STATED GOAL » Return the lines where the word "divert" occurs.

------ ENTRIES

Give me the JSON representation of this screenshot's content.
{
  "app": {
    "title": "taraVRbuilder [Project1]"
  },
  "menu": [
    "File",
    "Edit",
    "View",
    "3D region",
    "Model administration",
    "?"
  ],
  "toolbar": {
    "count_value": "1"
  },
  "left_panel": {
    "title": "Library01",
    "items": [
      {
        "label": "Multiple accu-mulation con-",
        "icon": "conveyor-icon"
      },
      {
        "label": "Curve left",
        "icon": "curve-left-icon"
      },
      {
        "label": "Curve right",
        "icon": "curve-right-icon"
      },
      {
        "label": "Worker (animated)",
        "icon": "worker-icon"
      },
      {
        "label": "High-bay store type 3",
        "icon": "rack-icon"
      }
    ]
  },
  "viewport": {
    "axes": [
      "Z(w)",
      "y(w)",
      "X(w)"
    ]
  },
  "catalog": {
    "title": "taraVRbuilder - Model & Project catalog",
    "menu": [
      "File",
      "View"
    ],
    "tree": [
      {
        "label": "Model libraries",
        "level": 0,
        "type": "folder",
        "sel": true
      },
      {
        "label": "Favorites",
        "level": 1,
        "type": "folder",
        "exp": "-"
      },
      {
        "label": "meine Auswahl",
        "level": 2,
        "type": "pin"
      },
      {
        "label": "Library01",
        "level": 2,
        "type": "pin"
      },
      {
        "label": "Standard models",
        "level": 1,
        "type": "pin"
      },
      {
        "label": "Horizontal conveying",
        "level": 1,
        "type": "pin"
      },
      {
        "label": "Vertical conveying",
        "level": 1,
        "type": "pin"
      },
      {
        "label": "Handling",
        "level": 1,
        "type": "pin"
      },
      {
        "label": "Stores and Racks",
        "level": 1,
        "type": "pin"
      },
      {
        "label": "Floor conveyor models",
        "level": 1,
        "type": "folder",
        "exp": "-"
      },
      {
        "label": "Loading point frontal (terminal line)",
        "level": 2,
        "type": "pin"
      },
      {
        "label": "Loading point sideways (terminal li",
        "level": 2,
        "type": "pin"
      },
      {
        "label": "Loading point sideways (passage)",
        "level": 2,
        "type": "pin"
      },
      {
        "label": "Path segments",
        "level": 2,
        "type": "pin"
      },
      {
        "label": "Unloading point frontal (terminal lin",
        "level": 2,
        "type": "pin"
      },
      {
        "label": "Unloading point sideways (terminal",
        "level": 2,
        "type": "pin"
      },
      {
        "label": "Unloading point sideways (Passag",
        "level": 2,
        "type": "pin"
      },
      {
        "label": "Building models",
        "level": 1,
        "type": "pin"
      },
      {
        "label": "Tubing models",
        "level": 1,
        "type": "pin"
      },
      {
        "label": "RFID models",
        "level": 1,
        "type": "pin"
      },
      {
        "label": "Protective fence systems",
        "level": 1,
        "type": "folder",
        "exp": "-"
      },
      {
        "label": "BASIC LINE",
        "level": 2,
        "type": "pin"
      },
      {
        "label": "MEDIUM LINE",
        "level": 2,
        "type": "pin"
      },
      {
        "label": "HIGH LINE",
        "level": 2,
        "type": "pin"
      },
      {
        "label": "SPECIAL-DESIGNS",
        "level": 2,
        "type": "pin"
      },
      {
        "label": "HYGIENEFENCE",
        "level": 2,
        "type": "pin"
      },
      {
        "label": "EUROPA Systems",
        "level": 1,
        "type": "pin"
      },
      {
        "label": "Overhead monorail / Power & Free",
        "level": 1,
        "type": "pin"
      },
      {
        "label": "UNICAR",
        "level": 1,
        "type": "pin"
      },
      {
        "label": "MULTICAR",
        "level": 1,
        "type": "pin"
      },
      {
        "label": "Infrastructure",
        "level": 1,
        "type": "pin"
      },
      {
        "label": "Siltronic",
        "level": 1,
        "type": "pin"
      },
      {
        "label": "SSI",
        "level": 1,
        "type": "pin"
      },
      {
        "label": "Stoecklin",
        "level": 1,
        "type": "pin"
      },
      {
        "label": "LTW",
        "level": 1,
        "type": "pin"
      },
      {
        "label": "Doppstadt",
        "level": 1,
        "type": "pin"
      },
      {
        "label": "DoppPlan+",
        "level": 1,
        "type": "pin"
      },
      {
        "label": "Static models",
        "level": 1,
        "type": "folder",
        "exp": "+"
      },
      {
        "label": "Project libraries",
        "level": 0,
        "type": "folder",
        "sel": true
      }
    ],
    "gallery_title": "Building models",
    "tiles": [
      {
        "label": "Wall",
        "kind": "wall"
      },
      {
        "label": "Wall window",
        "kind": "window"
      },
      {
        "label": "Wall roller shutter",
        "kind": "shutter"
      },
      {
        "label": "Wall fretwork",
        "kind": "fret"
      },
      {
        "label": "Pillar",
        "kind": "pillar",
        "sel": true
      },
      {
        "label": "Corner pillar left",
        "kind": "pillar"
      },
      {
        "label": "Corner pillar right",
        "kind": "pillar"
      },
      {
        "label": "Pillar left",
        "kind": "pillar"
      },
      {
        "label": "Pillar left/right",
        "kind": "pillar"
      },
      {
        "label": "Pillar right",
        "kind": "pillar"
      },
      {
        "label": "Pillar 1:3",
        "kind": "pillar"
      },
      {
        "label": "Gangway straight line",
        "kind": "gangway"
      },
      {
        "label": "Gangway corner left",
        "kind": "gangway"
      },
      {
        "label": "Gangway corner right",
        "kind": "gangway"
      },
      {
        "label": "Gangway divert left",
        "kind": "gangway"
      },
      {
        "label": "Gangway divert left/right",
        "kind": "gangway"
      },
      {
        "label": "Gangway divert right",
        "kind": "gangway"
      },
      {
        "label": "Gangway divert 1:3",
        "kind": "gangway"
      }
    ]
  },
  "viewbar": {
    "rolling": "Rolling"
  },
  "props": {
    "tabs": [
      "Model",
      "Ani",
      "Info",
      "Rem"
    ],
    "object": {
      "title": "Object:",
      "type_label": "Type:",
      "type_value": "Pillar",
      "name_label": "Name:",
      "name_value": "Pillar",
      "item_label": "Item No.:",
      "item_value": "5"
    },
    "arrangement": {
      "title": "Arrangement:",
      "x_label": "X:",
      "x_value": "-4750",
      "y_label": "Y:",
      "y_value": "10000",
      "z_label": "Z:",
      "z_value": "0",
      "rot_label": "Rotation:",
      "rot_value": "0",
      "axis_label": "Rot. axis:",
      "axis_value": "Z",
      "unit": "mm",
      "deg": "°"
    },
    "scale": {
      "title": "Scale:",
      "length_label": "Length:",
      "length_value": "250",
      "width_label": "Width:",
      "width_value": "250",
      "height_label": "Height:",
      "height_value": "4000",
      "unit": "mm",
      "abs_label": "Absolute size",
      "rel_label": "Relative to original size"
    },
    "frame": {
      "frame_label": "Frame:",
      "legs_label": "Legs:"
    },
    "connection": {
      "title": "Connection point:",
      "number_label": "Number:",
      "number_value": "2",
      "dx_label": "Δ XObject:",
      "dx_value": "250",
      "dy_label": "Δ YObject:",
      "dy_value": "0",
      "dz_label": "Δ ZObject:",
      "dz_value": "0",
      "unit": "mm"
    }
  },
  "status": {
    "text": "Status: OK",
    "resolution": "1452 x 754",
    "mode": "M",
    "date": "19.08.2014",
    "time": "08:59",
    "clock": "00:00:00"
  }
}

------------

THE SOLUTION »
        "label": "Gangway divert left",
        "label": "Gangway divert left/right",
        "label": "Gangway divert right",
        "label": "Gangway divert 1:3",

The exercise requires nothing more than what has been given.